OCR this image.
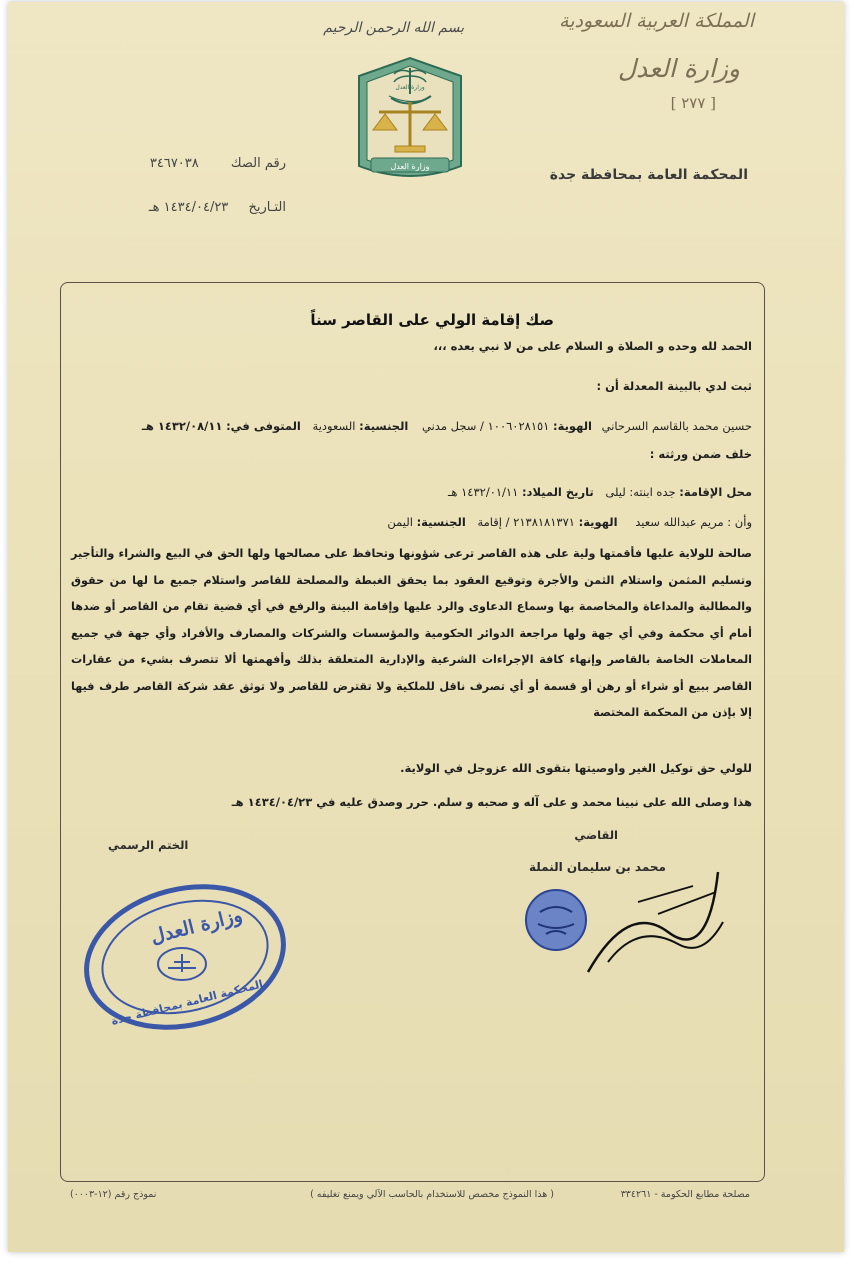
المملكة العربية السعودية
وزارة العدل
[ ٢٧٧ ]
المحكمة العامة بمحافظة جدة
بسم الله الرحمن الرحيم
وزارة العدل
وزارة العدل
رقم الصك ٣٤٦٧٠٣٨
التـاريخ ١٤٣٤/٠٤/٢٣ هـ
صك إقامة الولي على القاصر سناً
الحمد لله وحده و الصلاة و السلام على من لا نبي بعده ،،،
ثبت لدي بالبينة المعدلة أن :
حسين محمد بالقاسم السرحاني الهوية: ١٠٠٦٠٢٨١٥١ / سجل مدني الجنسية: السعودية المتوفى في: ١٤٣٢/٠٨/١١ هـ
خلف ضمن ورثته :
محل الإقامة: جده ابنته: ليلى تاريخ الميلاد: ١٤٣٢/٠١/١١ هـ
وأن : مريم عبدالله سعيد الهوية: ٢١٣٨١٨١٣٧١ / إقامة الجنسية: اليمن
صالحة للولاية عليها فأقمتها ولية على هذه القاصر ترعى شؤونها وتحافظ على مصالحها ولها الحق في البيع والشراء والتأجير وتسليم المثمن واستلام الثمن والأجرة وتوقيع العقود بما يحقق الغبطة والمصلحة للقاصر واستلام جميع ما لها من حقوق والمطالبة والمداعاة والمخاصمة بها وسماع الدعاوى والرد عليها وإقامة البينة والرفع في أي قضية تقام من القاصر أو ضدها أمام أي محكمة وفي أي جهة ولها مراجعة الدوائر الحكومية والمؤسسات والشركات والمصارف والأفراد وأي جهة في جميع المعاملات الخاصة بالقاصر وإنهاء كافة الإجراءات الشرعية والإدارية المتعلقة بذلك وأفهمتها ألا تتصرف بشيء من عقارات القاصر ببيع أو شراء أو رهن أو قسمة أو أي تصرف ناقل للملكية ولا تقترض للقاصر ولا توثق عقد شركة القاصر طرف فيها إلا بإذن من المحكمة المختصة
للولي حق توكيل الغير واوصيتها بتقوى الله عزوجل في الولاية.
هذا وصلى الله على نبينا محمد و على آله و صحبه و سلم. حرر وصدق عليه في ١٤٣٤/٠٤/٢٣ هـ
القاضي
محمد بن سليمان النملة
الختم الرسمي
وزارة العدل
المحكمة العامة بمحافظة جدة
مصلحة مطابع الحكومة - ٣٣٤٢٦١
( هذا النموذج مخصص للاستخدام بالحاسب الآلي ويمنع تغليفه )
نموذج رقم (١٢-٠٠٠٣)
= = = = = = =
■ CHALLENGE
Give only the count of lines in which the string "الجنسية" appears.

■ THE ANSWER
2